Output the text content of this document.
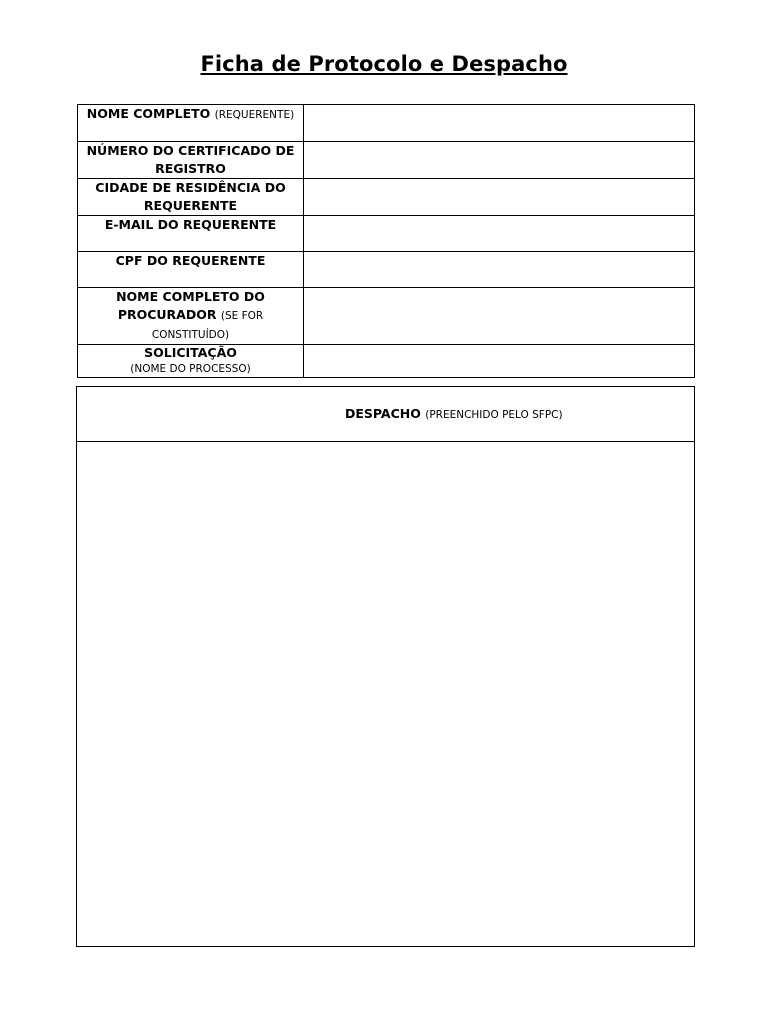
Ficha de Protocolo e Despacho
NOME COMPLETO (REQUERENTE)	
NÚMERO DO CERTIFICADO DE REGISTRO	
CIDADE DE RESIDÊNCIA DO REQUERENTE	
E-MAIL DO REQUERENTE	
CPF DO REQUERENTE	
NOME COMPLETO DO PROCURADOR (SE FOR CONSTITUÍDO)	
SOLICITAÇÃO
(NOME DO PROCESSO)	
DESPACHO (PREENCHIDO PELO SFPC)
******
Output each line exactly; omit every picture.

Output the text content of this document.
Ficha de Protocolo e Despacho
NOME COMPLETO (REQUERENTE)	
NÚMERO DO CERTIFICADO DE REGISTRO	
CIDADE DE RESIDÊNCIA DO REQUERENTE	
E-MAIL DO REQUERENTE	
CPF DO REQUERENTE	
NOME COMPLETO DO PROCURADOR (SE FOR CONSTITUÍDO)	
SOLICITAÇÃO
(NOME DO PROCESSO)	
DESPACHO (PREENCHIDO PELO SFPC)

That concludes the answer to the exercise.